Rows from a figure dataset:
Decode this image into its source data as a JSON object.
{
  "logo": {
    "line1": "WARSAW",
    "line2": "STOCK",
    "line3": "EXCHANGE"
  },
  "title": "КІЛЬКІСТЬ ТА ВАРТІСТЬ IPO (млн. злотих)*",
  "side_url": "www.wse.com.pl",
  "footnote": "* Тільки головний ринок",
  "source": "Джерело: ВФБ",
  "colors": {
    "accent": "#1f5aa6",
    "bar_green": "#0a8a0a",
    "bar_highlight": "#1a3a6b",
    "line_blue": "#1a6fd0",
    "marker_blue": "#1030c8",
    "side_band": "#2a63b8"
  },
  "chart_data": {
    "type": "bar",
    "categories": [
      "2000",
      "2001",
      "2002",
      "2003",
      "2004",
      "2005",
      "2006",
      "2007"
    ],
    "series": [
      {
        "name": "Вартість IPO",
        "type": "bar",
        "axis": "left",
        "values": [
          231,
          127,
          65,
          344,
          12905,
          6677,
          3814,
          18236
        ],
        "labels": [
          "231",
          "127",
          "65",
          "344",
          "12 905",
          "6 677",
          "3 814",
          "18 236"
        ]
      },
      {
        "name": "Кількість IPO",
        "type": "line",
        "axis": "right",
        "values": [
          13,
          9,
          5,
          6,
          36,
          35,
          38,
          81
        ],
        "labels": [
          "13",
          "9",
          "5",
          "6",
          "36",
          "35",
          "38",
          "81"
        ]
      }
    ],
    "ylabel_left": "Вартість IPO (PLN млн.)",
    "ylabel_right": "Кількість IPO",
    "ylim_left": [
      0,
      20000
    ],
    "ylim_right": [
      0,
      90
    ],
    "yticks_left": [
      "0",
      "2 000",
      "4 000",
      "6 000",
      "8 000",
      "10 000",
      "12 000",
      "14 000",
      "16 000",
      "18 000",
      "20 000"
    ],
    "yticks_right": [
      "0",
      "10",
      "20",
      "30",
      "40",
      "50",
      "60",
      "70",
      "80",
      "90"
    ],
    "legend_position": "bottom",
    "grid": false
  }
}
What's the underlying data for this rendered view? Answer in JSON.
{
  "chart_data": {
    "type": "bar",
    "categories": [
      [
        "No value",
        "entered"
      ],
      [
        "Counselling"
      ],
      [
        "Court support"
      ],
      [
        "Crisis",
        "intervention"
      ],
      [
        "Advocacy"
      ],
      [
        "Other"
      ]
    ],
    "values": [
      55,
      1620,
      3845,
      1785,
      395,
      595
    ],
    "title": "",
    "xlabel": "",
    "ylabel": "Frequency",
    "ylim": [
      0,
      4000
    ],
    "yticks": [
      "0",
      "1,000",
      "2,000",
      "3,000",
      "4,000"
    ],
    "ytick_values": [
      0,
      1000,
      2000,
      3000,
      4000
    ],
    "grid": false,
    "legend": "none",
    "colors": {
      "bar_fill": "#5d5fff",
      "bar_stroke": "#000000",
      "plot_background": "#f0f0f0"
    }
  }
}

Task goal: Write out the full set of records exactly as given.

In response:
Decode this image into its source data as a JSON object.
{
  "logo": {
    "line1": "WARSAW",
    "line2": "STOCK",
    "line3": "EXCHANGE"
  },
  "title": "КІЛЬКІСТЬ ТА ВАРТІСТЬ IPO (млн. злотих)*",
  "side_url": "www.wse.com.pl",
  "footnote": "* Тільки головний ринок",
  "source": "Джерело: ВФБ",
  "colors": {
    "accent": "#1f5aa6",
    "bar_green": "#0a8a0a",
    "bar_highlight": "#1a3a6b",
    "line_blue": "#1a6fd0",
    "marker_blue": "#1030c8",
    "side_band": "#2a63b8"
  },
  "chart_data": {
    "type": "bar",
    "categories": [
      "2000",
      "2001",
      "2002",
      "2003",
      "2004",
      "2005",
      "2006",
      "2007"
    ],
    "series": [
      {
        "name": "Вартість IPO",
        "type": "bar",
        "axis": "left",
        "values": [
          231,
          127,
          65,
          344,
          12905,
          6677,
          3814,
          18236
        ],
        "labels": [
          "231",
          "127",
          "65",
          "344",
          "12 905",
          "6 677",
          "3 814",
          "18 236"
        ]
      },
      {
        "name": "Кількість IPO",
        "type": "line",
        "axis": "right",
        "values": [
          13,
          9,
          5,
          6,
          36,
          35,
          38,
          81
        ],
        "labels": [
          "13",
          "9",
          "5",
          "6",
          "36",
          "35",
          "38",
          "81"
        ]
      }
    ],
    "ylabel_left": "Вартість IPO (PLN млн.)",
    "ylabel_right": "Кількість IPO",
    "ylim_left": [
      0,
      20000
    ],
    "ylim_right": [
      0,
      90
    ],
    "yticks_left": [
      "0",
      "2 000",
      "4 000",
      "6 000",
      "8 000",
      "10 000",
      "12 000",
      "14 000",
      "16 000",
      "18 000",
      "20 000"
    ],
    "yticks_right": [
      "0",
      "10",
      "20",
      "30",
      "40",
      "50",
      "60",
      "70",
      "80",
      "90"
    ],
    "legend_position": "bottom",
    "grid": false
  }
}
What's the underlying data for this rendered view? Answer in JSON.
{
  "chart_data": {
    "type": "bar",
    "categories": [
      [
        "No value",
        "entered"
      ],
      [
        "Counselling"
      ],
      [
        "Court support"
      ],
      [
        "Crisis",
        "intervention"
      ],
      [
        "Advocacy"
      ],
      [
        "Other"
      ]
    ],
    "values": [
      55,
      1620,
      3845,
      1785,
      395,
      595
    ],
    "title": "",
    "xlabel": "",
    "ylabel": "Frequency",
    "ylim": [
      0,
      4000
    ],
    "yticks": [
      "0",
      "1,000",
      "2,000",
      "3,000",
      "4,000"
    ],
    "ytick_values": [
      0,
      1000,
      2000,
      3000,
      4000
    ],
    "grid": false,
    "legend": "none",
    "colors": {
      "bar_fill": "#5d5fff",
      "bar_stroke": "#000000",
      "plot_background": "#f0f0f0"
    }
  }
}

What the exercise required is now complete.